## STORED ROWS
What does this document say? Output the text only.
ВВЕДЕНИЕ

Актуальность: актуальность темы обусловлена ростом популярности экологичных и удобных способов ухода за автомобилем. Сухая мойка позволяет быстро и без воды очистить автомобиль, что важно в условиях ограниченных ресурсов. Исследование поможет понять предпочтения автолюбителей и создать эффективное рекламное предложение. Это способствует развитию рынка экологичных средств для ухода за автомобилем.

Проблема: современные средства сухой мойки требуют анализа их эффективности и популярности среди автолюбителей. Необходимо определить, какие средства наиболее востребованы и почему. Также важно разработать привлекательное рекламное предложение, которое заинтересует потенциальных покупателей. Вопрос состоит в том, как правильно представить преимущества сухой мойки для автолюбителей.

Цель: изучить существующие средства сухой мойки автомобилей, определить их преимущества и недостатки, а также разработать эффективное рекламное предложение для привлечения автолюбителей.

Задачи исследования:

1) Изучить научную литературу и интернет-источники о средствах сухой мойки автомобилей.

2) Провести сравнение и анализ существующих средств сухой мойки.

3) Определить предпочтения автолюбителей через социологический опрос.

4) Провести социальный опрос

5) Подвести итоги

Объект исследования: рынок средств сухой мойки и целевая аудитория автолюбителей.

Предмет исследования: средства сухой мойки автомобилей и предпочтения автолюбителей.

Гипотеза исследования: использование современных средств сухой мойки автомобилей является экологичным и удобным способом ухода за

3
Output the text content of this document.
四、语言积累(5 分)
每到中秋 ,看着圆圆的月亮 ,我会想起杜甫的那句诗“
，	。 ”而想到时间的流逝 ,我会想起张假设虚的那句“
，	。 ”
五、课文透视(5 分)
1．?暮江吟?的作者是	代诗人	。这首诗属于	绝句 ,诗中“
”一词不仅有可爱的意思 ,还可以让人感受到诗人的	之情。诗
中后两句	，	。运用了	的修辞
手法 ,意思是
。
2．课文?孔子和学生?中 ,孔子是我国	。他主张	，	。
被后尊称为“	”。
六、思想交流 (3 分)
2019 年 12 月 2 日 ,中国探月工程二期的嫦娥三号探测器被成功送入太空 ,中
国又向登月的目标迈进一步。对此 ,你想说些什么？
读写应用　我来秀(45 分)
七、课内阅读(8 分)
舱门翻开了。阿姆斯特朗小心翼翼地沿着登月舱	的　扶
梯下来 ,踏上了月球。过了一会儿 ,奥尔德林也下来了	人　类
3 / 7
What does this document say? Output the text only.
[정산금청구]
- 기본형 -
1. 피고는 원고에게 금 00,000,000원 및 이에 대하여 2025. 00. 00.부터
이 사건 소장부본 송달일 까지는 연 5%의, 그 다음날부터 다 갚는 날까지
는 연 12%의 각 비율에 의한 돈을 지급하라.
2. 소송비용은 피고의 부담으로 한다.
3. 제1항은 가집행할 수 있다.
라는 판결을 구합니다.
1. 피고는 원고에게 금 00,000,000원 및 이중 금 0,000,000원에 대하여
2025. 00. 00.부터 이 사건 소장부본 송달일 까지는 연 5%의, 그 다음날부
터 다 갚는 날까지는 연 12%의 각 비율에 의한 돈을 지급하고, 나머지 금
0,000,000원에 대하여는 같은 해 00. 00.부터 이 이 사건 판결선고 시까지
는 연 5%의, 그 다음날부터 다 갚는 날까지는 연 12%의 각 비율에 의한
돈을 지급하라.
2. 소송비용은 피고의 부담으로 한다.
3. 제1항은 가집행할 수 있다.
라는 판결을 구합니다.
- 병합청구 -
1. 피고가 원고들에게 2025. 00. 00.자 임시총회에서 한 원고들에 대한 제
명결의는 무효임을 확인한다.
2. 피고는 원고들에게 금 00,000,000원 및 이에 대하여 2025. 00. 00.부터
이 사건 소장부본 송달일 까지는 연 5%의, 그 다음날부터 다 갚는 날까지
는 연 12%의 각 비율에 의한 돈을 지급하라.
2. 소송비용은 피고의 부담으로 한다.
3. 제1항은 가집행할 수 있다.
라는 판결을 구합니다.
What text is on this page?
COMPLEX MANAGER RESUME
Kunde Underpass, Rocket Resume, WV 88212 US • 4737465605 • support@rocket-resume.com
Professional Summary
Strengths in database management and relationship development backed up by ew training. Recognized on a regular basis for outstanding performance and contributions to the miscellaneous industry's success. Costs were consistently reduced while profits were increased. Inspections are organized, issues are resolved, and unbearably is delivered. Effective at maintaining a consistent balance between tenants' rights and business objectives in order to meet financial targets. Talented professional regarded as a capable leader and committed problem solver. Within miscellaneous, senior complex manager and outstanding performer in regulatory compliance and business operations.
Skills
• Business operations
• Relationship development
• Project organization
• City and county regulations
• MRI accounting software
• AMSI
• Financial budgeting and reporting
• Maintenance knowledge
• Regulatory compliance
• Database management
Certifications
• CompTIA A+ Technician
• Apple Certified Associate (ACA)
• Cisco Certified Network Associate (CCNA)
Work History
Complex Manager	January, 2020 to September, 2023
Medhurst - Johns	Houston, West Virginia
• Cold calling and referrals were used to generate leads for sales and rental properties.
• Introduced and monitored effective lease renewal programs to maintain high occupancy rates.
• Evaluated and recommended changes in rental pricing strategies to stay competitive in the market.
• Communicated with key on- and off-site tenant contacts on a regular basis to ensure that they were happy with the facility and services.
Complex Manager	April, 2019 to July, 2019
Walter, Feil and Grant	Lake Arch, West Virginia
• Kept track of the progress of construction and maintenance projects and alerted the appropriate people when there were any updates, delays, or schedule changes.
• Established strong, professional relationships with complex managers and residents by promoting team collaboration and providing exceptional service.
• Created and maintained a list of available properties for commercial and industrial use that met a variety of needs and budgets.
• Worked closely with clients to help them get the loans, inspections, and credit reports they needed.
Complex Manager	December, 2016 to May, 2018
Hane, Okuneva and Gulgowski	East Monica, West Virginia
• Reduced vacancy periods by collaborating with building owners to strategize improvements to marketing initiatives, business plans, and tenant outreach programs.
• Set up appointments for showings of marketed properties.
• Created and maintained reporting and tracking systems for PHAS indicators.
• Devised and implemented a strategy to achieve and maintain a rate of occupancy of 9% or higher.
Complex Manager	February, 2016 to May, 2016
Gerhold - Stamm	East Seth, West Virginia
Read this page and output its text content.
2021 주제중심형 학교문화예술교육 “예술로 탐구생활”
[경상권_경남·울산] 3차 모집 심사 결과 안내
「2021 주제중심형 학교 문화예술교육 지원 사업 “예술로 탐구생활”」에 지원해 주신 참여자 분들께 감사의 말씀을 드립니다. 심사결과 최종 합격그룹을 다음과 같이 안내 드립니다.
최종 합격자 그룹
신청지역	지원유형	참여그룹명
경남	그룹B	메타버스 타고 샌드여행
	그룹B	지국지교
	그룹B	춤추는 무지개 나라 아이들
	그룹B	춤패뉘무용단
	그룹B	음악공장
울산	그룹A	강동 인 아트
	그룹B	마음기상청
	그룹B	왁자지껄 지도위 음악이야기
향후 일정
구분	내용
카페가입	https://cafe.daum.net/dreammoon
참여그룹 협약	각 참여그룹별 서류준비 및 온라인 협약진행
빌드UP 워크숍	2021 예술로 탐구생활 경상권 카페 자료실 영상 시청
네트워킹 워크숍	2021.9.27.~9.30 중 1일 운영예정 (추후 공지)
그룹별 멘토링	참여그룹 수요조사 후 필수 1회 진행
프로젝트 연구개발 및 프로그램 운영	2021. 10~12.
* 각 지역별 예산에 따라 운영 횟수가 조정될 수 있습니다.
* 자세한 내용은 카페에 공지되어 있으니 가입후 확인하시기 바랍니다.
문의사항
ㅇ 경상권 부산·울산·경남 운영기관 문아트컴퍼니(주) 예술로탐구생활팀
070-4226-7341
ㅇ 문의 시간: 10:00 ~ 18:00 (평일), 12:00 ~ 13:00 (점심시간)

## DIRECTIONS
Copy the entries above exactly, leaving none out.

## TASK RESPONSE
What does this document say? Output the text only.
ВВЕДЕНИЕ

Актуальность: актуальность темы обусловлена ростом популярности экологичных и удобных способов ухода за автомобилем. Сухая мойка позволяет быстро и без воды очистить автомобиль, что важно в условиях ограниченных ресурсов. Исследование поможет понять предпочтения автолюбителей и создать эффективное рекламное предложение. Это способствует развитию рынка экологичных средств для ухода за автомобилем.

Проблема: современные средства сухой мойки требуют анализа их эффективности и популярности среди автолюбителей. Необходимо определить, какие средства наиболее востребованы и почему. Также важно разработать привлекательное рекламное предложение, которое заинтересует потенциальных покупателей. Вопрос состоит в том, как правильно представить преимущества сухой мойки для автолюбителей.

Цель: изучить существующие средства сухой мойки автомобилей, определить их преимущества и недостатки, а также разработать эффективное рекламное предложение для привлечения автолюбителей.

Задачи исследования:

1) Изучить научную литературу и интернет-источники о средствах сухой мойки автомобилей.

2) Провести сравнение и анализ существующих средств сухой мойки.

3) Определить предпочтения автолюбителей через социологический опрос.

4) Провести социальный опрос

5) Подвести итоги

Объект исследования: рынок средств сухой мойки и целевая аудитория автолюбителей.

Предмет исследования: средства сухой мойки автомобилей и предпочтения автолюбителей.

Гипотеза исследования: использование современных средств сухой мойки автомобилей является экологичным и удобным способом ухода за

3
Output the text content of this document.
四、语言积累(5 分)
每到中秋 ,看着圆圆的月亮 ,我会想起杜甫的那句诗“
，	。 ”而想到时间的流逝 ,我会想起张假设虚的那句“
，	。 ”
五、课文透视(5 分)
1．?暮江吟?的作者是	代诗人	。这首诗属于	绝句 ,诗中“
”一词不仅有可爱的意思 ,还可以让人感受到诗人的	之情。诗
中后两句	，	。运用了	的修辞
手法 ,意思是
。
2．课文?孔子和学生?中 ,孔子是我国	。他主张	，	。
被后尊称为“	”。
六、思想交流 (3 分)
2019 年 12 月 2 日 ,中国探月工程二期的嫦娥三号探测器被成功送入太空 ,中
国又向登月的目标迈进一步。对此 ,你想说些什么？
读写应用　我来秀(45 分)
七、课内阅读(8 分)
舱门翻开了。阿姆斯特朗小心翼翼地沿着登月舱	的　扶
梯下来 ,踏上了月球。过了一会儿 ,奥尔德林也下来了	人　类
3 / 7
What does this document say? Output the text only.
[정산금청구]
- 기본형 -
1. 피고는 원고에게 금 00,000,000원 및 이에 대하여 2025. 00. 00.부터
이 사건 소장부본 송달일 까지는 연 5%의, 그 다음날부터 다 갚는 날까지
는 연 12%의 각 비율에 의한 돈을 지급하라.
2. 소송비용은 피고의 부담으로 한다.
3. 제1항은 가집행할 수 있다.
라는 판결을 구합니다.
1. 피고는 원고에게 금 00,000,000원 및 이중 금 0,000,000원에 대하여
2025. 00. 00.부터 이 사건 소장부본 송달일 까지는 연 5%의, 그 다음날부
터 다 갚는 날까지는 연 12%의 각 비율에 의한 돈을 지급하고, 나머지 금
0,000,000원에 대하여는 같은 해 00. 00.부터 이 이 사건 판결선고 시까지
는 연 5%의, 그 다음날부터 다 갚는 날까지는 연 12%의 각 비율에 의한
돈을 지급하라.
2. 소송비용은 피고의 부담으로 한다.
3. 제1항은 가집행할 수 있다.
라는 판결을 구합니다.
- 병합청구 -
1. 피고가 원고들에게 2025. 00. 00.자 임시총회에서 한 원고들에 대한 제
명결의는 무효임을 확인한다.
2. 피고는 원고들에게 금 00,000,000원 및 이에 대하여 2025. 00. 00.부터
이 사건 소장부본 송달일 까지는 연 5%의, 그 다음날부터 다 갚는 날까지
는 연 12%의 각 비율에 의한 돈을 지급하라.
2. 소송비용은 피고의 부담으로 한다.
3. 제1항은 가집행할 수 있다.
라는 판결을 구합니다.
What text is on this page?
COMPLEX MANAGER RESUME
Kunde Underpass, Rocket Resume, WV 88212 US • 4737465605 • support@rocket-resume.com
Professional Summary
Strengths in database management and relationship development backed up by ew training. Recognized on a regular basis for outstanding performance and contributions to the miscellaneous industry's success. Costs were consistently reduced while profits were increased. Inspections are organized, issues are resolved, and unbearably is delivered. Effective at maintaining a consistent balance between tenants' rights and business objectives in order to meet financial targets. Talented professional regarded as a capable leader and committed problem solver. Within miscellaneous, senior complex manager and outstanding performer in regulatory compliance and business operations.
Skills
• Business operations
• Relationship development
• Project organization
• City and county regulations
• MRI accounting software
• AMSI
• Financial budgeting and reporting
• Maintenance knowledge
• Regulatory compliance
• Database management
Certifications
• CompTIA A+ Technician
• Apple Certified Associate (ACA)
• Cisco Certified Network Associate (CCNA)
Work History
Complex Manager	January, 2020 to September, 2023
Medhurst - Johns	Houston, West Virginia
• Cold calling and referrals were used to generate leads for sales and rental properties.
• Introduced and monitored effective lease renewal programs to maintain high occupancy rates.
• Evaluated and recommended changes in rental pricing strategies to stay competitive in the market.
• Communicated with key on- and off-site tenant contacts on a regular basis to ensure that they were happy with the facility and services.
Complex Manager	April, 2019 to July, 2019
Walter, Feil and Grant	Lake Arch, West Virginia
• Kept track of the progress of construction and maintenance projects and alerted the appropriate people when there were any updates, delays, or schedule changes.
• Established strong, professional relationships with complex managers and residents by promoting team collaboration and providing exceptional service.
• Created and maintained a list of available properties for commercial and industrial use that met a variety of needs and budgets.
• Worked closely with clients to help them get the loans, inspections, and credit reports they needed.
Complex Manager	December, 2016 to May, 2018
Hane, Okuneva and Gulgowski	East Monica, West Virginia
• Reduced vacancy periods by collaborating with building owners to strategize improvements to marketing initiatives, business plans, and tenant outreach programs.
• Set up appointments for showings of marketed properties.
• Created and maintained reporting and tracking systems for PHAS indicators.
• Devised and implemented a strategy to achieve and maintain a rate of occupancy of 9% or higher.
Complex Manager	February, 2016 to May, 2016
Gerhold - Stamm	East Seth, West Virginia
Read this page and output its text content.
2021 주제중심형 학교문화예술교육 “예술로 탐구생활”
[경상권_경남·울산] 3차 모집 심사 결과 안내
「2021 주제중심형 학교 문화예술교육 지원 사업 “예술로 탐구생활”」에 지원해 주신 참여자 분들께 감사의 말씀을 드립니다. 심사결과 최종 합격그룹을 다음과 같이 안내 드립니다.
최종 합격자 그룹
신청지역	지원유형	참여그룹명
경남	그룹B	메타버스 타고 샌드여행
	그룹B	지국지교
	그룹B	춤추는 무지개 나라 아이들
	그룹B	춤패뉘무용단
	그룹B	음악공장
울산	그룹A	강동 인 아트
	그룹B	마음기상청
	그룹B	왁자지껄 지도위 음악이야기
향후 일정
구분	내용
카페가입	https://cafe.daum.net/dreammoon
참여그룹 협약	각 참여그룹별 서류준비 및 온라인 협약진행
빌드UP 워크숍	2021 예술로 탐구생활 경상권 카페 자료실 영상 시청
네트워킹 워크숍	2021.9.27.~9.30 중 1일 운영예정 (추후 공지)
그룹별 멘토링	참여그룹 수요조사 후 필수 1회 진행
프로젝트 연구개발 및 프로그램 운영	2021. 10~12.
* 각 지역별 예산에 따라 운영 횟수가 조정될 수 있습니다.
* 자세한 내용은 카페에 공지되어 있으니 가입후 확인하시기 바랍니다.
문의사항
ㅇ 경상권 부산·울산·경남 운영기관 문아트컴퍼니(주) 예술로탐구생활팀
070-4226-7341
ㅇ 문의 시간: 10:00 ~ 18:00 (평일), 12:00 ~ 13:00 (점심시간)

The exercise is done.